### What the task requires:
Search the records for the word "properties" and report each line that has it.

**** Exercise material

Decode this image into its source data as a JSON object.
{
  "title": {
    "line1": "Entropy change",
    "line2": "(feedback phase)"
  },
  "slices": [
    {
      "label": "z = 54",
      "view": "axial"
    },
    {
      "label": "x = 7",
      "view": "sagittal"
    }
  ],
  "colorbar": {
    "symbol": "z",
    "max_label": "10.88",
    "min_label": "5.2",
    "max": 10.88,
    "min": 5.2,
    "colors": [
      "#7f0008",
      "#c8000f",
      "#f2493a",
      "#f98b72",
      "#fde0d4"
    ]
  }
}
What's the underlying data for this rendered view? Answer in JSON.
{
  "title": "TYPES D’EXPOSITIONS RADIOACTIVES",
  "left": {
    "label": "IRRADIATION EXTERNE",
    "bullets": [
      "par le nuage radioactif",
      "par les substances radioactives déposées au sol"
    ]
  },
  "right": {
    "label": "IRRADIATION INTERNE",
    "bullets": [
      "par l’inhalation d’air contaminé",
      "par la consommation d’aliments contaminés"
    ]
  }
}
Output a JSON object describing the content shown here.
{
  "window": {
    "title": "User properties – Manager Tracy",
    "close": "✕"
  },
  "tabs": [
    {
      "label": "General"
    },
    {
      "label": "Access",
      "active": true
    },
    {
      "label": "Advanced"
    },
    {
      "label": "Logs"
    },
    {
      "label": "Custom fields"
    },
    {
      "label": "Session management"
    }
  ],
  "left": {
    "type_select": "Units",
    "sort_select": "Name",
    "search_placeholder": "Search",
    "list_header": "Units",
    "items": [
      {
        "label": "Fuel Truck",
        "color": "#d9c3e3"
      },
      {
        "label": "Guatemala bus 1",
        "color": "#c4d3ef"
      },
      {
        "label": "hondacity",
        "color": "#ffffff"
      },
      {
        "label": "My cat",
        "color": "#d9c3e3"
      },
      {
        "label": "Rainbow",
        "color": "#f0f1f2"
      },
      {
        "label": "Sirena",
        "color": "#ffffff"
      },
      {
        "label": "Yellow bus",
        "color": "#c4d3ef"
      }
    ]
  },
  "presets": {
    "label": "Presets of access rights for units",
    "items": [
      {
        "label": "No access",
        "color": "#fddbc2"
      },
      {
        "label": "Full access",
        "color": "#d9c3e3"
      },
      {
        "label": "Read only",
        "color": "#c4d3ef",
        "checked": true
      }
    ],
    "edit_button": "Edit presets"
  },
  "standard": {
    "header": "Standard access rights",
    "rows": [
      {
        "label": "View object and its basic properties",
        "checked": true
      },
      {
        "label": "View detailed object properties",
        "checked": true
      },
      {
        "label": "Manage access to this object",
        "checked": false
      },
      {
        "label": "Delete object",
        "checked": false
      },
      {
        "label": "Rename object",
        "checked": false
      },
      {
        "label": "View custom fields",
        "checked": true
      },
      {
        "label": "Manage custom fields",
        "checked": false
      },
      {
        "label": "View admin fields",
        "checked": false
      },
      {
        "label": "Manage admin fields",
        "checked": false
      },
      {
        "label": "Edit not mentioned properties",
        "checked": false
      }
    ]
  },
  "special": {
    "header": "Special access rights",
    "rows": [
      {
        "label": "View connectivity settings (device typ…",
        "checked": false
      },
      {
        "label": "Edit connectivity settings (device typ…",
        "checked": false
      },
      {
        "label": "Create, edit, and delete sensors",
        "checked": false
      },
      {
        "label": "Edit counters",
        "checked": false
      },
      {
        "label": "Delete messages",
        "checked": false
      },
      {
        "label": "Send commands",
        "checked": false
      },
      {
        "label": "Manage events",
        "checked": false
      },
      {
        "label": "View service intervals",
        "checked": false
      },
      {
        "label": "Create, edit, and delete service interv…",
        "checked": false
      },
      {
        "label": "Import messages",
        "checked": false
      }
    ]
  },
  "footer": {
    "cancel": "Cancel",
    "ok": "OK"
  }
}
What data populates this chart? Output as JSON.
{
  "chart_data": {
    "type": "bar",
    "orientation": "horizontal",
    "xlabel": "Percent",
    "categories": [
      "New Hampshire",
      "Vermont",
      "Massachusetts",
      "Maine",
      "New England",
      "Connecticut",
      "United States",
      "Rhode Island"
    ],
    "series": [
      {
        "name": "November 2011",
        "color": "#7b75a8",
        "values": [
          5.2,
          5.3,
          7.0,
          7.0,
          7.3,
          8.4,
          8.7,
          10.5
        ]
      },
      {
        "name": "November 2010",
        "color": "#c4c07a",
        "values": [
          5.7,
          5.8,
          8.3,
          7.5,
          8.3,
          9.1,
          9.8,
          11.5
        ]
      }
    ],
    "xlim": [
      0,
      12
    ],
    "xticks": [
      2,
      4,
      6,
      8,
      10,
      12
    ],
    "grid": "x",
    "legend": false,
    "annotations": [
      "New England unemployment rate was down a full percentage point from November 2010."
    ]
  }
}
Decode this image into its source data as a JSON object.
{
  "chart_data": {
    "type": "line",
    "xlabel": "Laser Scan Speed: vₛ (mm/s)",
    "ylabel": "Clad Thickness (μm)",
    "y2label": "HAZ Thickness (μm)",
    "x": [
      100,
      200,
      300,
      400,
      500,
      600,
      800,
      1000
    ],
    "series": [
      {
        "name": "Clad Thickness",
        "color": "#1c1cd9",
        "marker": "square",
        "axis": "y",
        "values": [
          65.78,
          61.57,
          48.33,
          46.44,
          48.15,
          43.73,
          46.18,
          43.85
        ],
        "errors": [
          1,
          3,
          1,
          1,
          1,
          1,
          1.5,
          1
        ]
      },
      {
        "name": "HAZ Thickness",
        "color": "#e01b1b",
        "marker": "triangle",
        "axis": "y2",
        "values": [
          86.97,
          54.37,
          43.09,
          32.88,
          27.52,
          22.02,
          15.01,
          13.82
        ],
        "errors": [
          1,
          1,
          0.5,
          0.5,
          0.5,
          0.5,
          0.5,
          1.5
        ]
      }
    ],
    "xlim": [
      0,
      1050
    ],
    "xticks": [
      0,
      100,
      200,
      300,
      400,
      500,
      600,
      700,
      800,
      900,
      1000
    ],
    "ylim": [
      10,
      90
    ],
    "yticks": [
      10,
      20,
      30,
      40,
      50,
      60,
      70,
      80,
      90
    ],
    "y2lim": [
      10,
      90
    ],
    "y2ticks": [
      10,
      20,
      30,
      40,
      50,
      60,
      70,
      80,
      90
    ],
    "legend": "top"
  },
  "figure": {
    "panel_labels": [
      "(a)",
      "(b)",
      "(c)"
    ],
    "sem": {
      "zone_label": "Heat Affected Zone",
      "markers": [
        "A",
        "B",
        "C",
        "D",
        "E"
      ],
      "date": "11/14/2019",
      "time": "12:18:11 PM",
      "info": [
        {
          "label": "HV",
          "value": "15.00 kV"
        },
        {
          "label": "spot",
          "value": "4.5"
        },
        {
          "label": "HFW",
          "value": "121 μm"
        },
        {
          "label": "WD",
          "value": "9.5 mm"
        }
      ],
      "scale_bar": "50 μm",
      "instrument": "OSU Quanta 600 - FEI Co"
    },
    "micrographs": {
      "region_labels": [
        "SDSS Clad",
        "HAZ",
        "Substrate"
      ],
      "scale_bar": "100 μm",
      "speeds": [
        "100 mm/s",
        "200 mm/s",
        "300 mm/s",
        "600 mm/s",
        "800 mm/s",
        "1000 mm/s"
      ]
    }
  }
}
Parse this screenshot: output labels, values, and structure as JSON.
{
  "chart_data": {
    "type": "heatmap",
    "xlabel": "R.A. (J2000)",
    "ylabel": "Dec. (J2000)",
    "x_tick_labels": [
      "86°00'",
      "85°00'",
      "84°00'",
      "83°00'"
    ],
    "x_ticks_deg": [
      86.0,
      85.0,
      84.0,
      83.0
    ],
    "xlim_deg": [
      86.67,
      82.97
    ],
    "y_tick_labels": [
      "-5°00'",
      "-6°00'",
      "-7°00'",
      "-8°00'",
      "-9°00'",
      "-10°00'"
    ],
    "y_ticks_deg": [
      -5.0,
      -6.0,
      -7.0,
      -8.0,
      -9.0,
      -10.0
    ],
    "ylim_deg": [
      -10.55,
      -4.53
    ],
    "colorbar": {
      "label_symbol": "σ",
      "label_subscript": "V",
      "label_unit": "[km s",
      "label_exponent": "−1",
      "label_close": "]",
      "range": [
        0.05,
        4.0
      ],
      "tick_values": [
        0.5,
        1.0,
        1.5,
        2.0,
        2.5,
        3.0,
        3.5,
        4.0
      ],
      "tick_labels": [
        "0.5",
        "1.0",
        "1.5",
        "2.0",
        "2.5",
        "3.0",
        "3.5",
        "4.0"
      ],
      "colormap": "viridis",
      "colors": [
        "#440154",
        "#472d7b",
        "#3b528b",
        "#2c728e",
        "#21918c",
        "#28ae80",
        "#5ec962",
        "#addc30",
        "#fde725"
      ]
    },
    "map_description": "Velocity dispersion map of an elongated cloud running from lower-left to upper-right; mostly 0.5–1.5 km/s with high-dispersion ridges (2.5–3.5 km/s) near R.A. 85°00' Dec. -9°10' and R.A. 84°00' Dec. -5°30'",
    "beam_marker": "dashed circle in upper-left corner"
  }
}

********

### Answer to this task:
    "title": "User properties – Manager Tracy",
        "label": "View object and its basic properties",
        "label": "View detailed object properties",
        "label": "Edit not mentioned properties",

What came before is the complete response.